- [GIVEN EXERCISE]
Output every record word for word.

+ + +

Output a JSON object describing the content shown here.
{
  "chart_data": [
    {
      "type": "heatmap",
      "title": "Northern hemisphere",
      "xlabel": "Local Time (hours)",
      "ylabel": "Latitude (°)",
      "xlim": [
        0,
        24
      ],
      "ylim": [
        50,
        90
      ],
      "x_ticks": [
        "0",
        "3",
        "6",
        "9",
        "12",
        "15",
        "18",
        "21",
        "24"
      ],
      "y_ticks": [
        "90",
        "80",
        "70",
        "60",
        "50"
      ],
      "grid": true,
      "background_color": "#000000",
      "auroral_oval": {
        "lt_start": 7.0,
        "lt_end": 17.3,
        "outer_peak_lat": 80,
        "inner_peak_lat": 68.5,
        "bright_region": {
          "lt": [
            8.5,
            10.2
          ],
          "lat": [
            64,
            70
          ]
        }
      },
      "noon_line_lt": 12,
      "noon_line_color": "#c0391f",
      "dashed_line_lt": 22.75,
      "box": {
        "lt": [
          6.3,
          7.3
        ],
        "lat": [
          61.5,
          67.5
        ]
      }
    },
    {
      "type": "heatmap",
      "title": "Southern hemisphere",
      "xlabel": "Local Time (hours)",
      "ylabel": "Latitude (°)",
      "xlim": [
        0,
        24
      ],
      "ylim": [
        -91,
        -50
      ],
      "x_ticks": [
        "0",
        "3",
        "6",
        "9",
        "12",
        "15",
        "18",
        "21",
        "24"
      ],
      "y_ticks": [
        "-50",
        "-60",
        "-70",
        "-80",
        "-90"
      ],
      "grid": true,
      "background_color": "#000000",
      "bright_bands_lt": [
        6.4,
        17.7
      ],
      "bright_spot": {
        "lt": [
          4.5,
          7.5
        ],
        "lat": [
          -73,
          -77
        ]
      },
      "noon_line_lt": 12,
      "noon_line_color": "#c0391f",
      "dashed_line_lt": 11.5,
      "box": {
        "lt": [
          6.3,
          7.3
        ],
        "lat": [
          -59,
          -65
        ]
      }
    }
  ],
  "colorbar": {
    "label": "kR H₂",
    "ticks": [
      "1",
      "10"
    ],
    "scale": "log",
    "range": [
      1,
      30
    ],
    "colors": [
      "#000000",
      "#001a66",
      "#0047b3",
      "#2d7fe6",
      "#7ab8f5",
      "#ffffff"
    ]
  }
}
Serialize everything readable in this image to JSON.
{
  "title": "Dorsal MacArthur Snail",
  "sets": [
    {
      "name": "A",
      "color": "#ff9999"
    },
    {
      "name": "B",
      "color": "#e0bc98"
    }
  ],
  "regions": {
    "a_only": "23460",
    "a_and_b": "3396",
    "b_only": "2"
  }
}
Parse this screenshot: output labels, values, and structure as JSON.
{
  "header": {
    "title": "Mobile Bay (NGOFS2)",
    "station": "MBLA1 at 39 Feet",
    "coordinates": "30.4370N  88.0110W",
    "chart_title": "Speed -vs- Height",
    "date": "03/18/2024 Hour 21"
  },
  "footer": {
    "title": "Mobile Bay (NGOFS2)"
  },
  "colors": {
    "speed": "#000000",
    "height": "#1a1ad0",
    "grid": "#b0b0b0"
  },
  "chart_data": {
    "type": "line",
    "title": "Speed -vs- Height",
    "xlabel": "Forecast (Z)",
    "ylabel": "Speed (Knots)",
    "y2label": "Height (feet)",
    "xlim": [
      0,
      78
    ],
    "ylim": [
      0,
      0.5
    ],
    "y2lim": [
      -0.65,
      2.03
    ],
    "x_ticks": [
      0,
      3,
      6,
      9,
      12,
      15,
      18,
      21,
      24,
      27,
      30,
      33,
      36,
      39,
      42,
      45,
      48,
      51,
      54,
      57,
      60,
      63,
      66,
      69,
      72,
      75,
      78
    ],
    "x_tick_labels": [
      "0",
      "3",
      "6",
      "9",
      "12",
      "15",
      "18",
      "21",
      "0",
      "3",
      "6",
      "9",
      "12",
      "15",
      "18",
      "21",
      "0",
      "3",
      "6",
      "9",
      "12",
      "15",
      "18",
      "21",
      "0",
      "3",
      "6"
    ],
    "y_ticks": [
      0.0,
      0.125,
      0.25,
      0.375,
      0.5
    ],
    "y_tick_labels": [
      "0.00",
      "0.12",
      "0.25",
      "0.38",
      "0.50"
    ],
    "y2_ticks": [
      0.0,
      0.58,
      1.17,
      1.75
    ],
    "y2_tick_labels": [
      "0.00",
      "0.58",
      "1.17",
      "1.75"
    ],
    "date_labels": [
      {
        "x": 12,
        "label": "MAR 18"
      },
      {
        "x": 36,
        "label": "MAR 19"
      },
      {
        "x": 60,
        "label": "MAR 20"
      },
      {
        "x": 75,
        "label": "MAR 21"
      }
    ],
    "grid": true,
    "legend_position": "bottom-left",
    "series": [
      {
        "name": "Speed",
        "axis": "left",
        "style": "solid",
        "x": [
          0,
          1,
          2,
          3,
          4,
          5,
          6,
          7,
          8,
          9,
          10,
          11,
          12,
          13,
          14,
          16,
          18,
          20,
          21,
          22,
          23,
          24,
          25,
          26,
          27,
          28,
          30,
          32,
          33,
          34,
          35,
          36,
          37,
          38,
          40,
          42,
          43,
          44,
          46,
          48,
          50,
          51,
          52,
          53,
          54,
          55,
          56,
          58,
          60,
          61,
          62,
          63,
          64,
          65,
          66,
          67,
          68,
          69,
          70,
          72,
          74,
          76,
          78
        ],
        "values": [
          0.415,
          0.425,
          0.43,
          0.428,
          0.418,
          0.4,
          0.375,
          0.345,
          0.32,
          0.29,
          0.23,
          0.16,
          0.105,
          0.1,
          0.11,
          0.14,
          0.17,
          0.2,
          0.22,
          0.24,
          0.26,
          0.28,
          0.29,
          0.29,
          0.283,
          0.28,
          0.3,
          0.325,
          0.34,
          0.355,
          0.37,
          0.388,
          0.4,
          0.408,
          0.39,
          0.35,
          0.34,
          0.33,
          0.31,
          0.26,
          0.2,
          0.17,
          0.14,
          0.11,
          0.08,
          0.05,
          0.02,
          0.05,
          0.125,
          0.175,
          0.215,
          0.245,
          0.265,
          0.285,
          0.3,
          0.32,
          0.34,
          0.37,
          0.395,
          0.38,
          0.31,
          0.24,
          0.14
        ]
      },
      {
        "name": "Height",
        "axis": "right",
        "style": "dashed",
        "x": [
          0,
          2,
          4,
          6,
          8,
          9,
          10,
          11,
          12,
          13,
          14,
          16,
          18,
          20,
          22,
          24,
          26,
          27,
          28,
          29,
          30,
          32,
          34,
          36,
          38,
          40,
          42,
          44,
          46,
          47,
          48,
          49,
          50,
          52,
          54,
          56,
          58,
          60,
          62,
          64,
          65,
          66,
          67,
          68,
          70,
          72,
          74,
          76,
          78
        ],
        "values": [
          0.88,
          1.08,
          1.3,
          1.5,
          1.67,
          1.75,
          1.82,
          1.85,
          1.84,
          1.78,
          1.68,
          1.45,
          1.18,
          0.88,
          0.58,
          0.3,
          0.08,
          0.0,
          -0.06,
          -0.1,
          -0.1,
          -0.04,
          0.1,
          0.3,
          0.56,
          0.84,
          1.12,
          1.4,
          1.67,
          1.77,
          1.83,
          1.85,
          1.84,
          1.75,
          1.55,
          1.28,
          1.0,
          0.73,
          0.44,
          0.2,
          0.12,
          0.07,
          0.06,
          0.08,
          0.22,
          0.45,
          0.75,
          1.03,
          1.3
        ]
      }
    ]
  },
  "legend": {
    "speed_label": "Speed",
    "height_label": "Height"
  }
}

+ + +

- [REPLY TO THE EXERCISE]
Output a JSON object describing the content shown here.
{
  "chart_data": [
    {
      "type": "heatmap",
      "title": "Northern hemisphere",
      "xlabel": "Local Time (hours)",
      "ylabel": "Latitude (°)",
      "xlim": [
        0,
        24
      ],
      "ylim": [
        50,
        90
      ],
      "x_ticks": [
        "0",
        "3",
        "6",
        "9",
        "12",
        "15",
        "18",
        "21",
        "24"
      ],
      "y_ticks": [
        "90",
        "80",
        "70",
        "60",
        "50"
      ],
      "grid": true,
      "background_color": "#000000",
      "auroral_oval": {
        "lt_start": 7.0,
        "lt_end": 17.3,
        "outer_peak_lat": 80,
        "inner_peak_lat": 68.5,
        "bright_region": {
          "lt": [
            8.5,
            10.2
          ],
          "lat": [
            64,
            70
          ]
        }
      },
      "noon_line_lt": 12,
      "noon_line_color": "#c0391f",
      "dashed_line_lt": 22.75,
      "box": {
        "lt": [
          6.3,
          7.3
        ],
        "lat": [
          61.5,
          67.5
        ]
      }
    },
    {
      "type": "heatmap",
      "title": "Southern hemisphere",
      "xlabel": "Local Time (hours)",
      "ylabel": "Latitude (°)",
      "xlim": [
        0,
        24
      ],
      "ylim": [
        -91,
        -50
      ],
      "x_ticks": [
        "0",
        "3",
        "6",
        "9",
        "12",
        "15",
        "18",
        "21",
        "24"
      ],
      "y_ticks": [
        "-50",
        "-60",
        "-70",
        "-80",
        "-90"
      ],
      "grid": true,
      "background_color": "#000000",
      "bright_bands_lt": [
        6.4,
        17.7
      ],
      "bright_spot": {
        "lt": [
          4.5,
          7.5
        ],
        "lat": [
          -73,
          -77
        ]
      },
      "noon_line_lt": 12,
      "noon_line_color": "#c0391f",
      "dashed_line_lt": 11.5,
      "box": {
        "lt": [
          6.3,
          7.3
        ],
        "lat": [
          -59,
          -65
        ]
      }
    }
  ],
  "colorbar": {
    "label": "kR H₂",
    "ticks": [
      "1",
      "10"
    ],
    "scale": "log",
    "range": [
      1,
      30
    ],
    "colors": [
      "#000000",
      "#001a66",
      "#0047b3",
      "#2d7fe6",
      "#7ab8f5",
      "#ffffff"
    ]
  }
}
Serialize everything readable in this image to JSON.
{
  "title": "Dorsal MacArthur Snail",
  "sets": [
    {
      "name": "A",
      "color": "#ff9999"
    },
    {
      "name": "B",
      "color": "#e0bc98"
    }
  ],
  "regions": {
    "a_only": "23460",
    "a_and_b": "3396",
    "b_only": "2"
  }
}
Parse this screenshot: output labels, values, and structure as JSON.
{
  "header": {
    "title": "Mobile Bay (NGOFS2)",
    "station": "MBLA1 at 39 Feet",
    "coordinates": "30.4370N  88.0110W",
    "chart_title": "Speed -vs- Height",
    "date": "03/18/2024 Hour 21"
  },
  "footer": {
    "title": "Mobile Bay (NGOFS2)"
  },
  "colors": {
    "speed": "#000000",
    "height": "#1a1ad0",
    "grid": "#b0b0b0"
  },
  "chart_data": {
    "type": "line",
    "title": "Speed -vs- Height",
    "xlabel": "Forecast (Z)",
    "ylabel": "Speed (Knots)",
    "y2label": "Height (feet)",
    "xlim": [
      0,
      78
    ],
    "ylim": [
      0,
      0.5
    ],
    "y2lim": [
      -0.65,
      2.03
    ],
    "x_ticks": [
      0,
      3,
      6,
      9,
      12,
      15,
      18,
      21,
      24,
      27,
      30,
      33,
      36,
      39,
      42,
      45,
      48,
      51,
      54,
      57,
      60,
      63,
      66,
      69,
      72,
      75,
      78
    ],
    "x_tick_labels": [
      "0",
      "3",
      "6",
      "9",
      "12",
      "15",
      "18",
      "21",
      "0",
      "3",
      "6",
      "9",
      "12",
      "15",
      "18",
      "21",
      "0",
      "3",
      "6",
      "9",
      "12",
      "15",
      "18",
      "21",
      "0",
      "3",
      "6"
    ],
    "y_ticks": [
      0.0,
      0.125,
      0.25,
      0.375,
      0.5
    ],
    "y_tick_labels": [
      "0.00",
      "0.12",
      "0.25",
      "0.38",
      "0.50"
    ],
    "y2_ticks": [
      0.0,
      0.58,
      1.17,
      1.75
    ],
    "y2_tick_labels": [
      "0.00",
      "0.58",
      "1.17",
      "1.75"
    ],
    "date_labels": [
      {
        "x": 12,
        "label": "MAR 18"
      },
      {
        "x": 36,
        "label": "MAR 19"
      },
      {
        "x": 60,
        "label": "MAR 20"
      },
      {
        "x": 75,
        "label": "MAR 21"
      }
    ],
    "grid": true,
    "legend_position": "bottom-left",
    "series": [
      {
        "name": "Speed",
        "axis": "left",
        "style": "solid",
        "x": [
          0,
          1,
          2,
          3,
          4,
          5,
          6,
          7,
          8,
          9,
          10,
          11,
          12,
          13,
          14,
          16,
          18,
          20,
          21,
          22,
          23,
          24,
          25,
          26,
          27,
          28,
          30,
          32,
          33,
          34,
          35,
          36,
          37,
          38,
          40,
          42,
          43,
          44,
          46,
          48,
          50,
          51,
          52,
          53,
          54,
          55,
          56,
          58,
          60,
          61,
          62,
          63,
          64,
          65,
          66,
          67,
          68,
          69,
          70,
          72,
          74,
          76,
          78
        ],
        "values": [
          0.415,
          0.425,
          0.43,
          0.428,
          0.418,
          0.4,
          0.375,
          0.345,
          0.32,
          0.29,
          0.23,
          0.16,
          0.105,
          0.1,
          0.11,
          0.14,
          0.17,
          0.2,
          0.22,
          0.24,
          0.26,
          0.28,
          0.29,
          0.29,
          0.283,
          0.28,
          0.3,
          0.325,
          0.34,
          0.355,
          0.37,
          0.388,
          0.4,
          0.408,
          0.39,
          0.35,
          0.34,
          0.33,
          0.31,
          0.26,
          0.2,
          0.17,
          0.14,
          0.11,
          0.08,
          0.05,
          0.02,
          0.05,
          0.125,
          0.175,
          0.215,
          0.245,
          0.265,
          0.285,
          0.3,
          0.32,
          0.34,
          0.37,
          0.395,
          0.38,
          0.31,
          0.24,
          0.14
        ]
      },
      {
        "name": "Height",
        "axis": "right",
        "style": "dashed",
        "x": [
          0,
          2,
          4,
          6,
          8,
          9,
          10,
          11,
          12,
          13,
          14,
          16,
          18,
          20,
          22,
          24,
          26,
          27,
          28,
          29,
          30,
          32,
          34,
          36,
          38,
          40,
          42,
          44,
          46,
          47,
          48,
          49,
          50,
          52,
          54,
          56,
          58,
          60,
          62,
          64,
          65,
          66,
          67,
          68,
          70,
          72,
          74,
          76,
          78
        ],
        "values": [
          0.88,
          1.08,
          1.3,
          1.5,
          1.67,
          1.75,
          1.82,
          1.85,
          1.84,
          1.78,
          1.68,
          1.45,
          1.18,
          0.88,
          0.58,
          0.3,
          0.08,
          0.0,
          -0.06,
          -0.1,
          -0.1,
          -0.04,
          0.1,
          0.3,
          0.56,
          0.84,
          1.12,
          1.4,
          1.67,
          1.77,
          1.83,
          1.85,
          1.84,
          1.75,
          1.55,
          1.28,
          1.0,
          0.73,
          0.44,
          0.2,
          0.12,
          0.07,
          0.06,
          0.08,
          0.22,
          0.45,
          0.75,
          1.03,
          1.3
        ]
      }
    ]
  },
  "legend": {
    "speed_label": "Speed",
    "height_label": "Height"
  }
}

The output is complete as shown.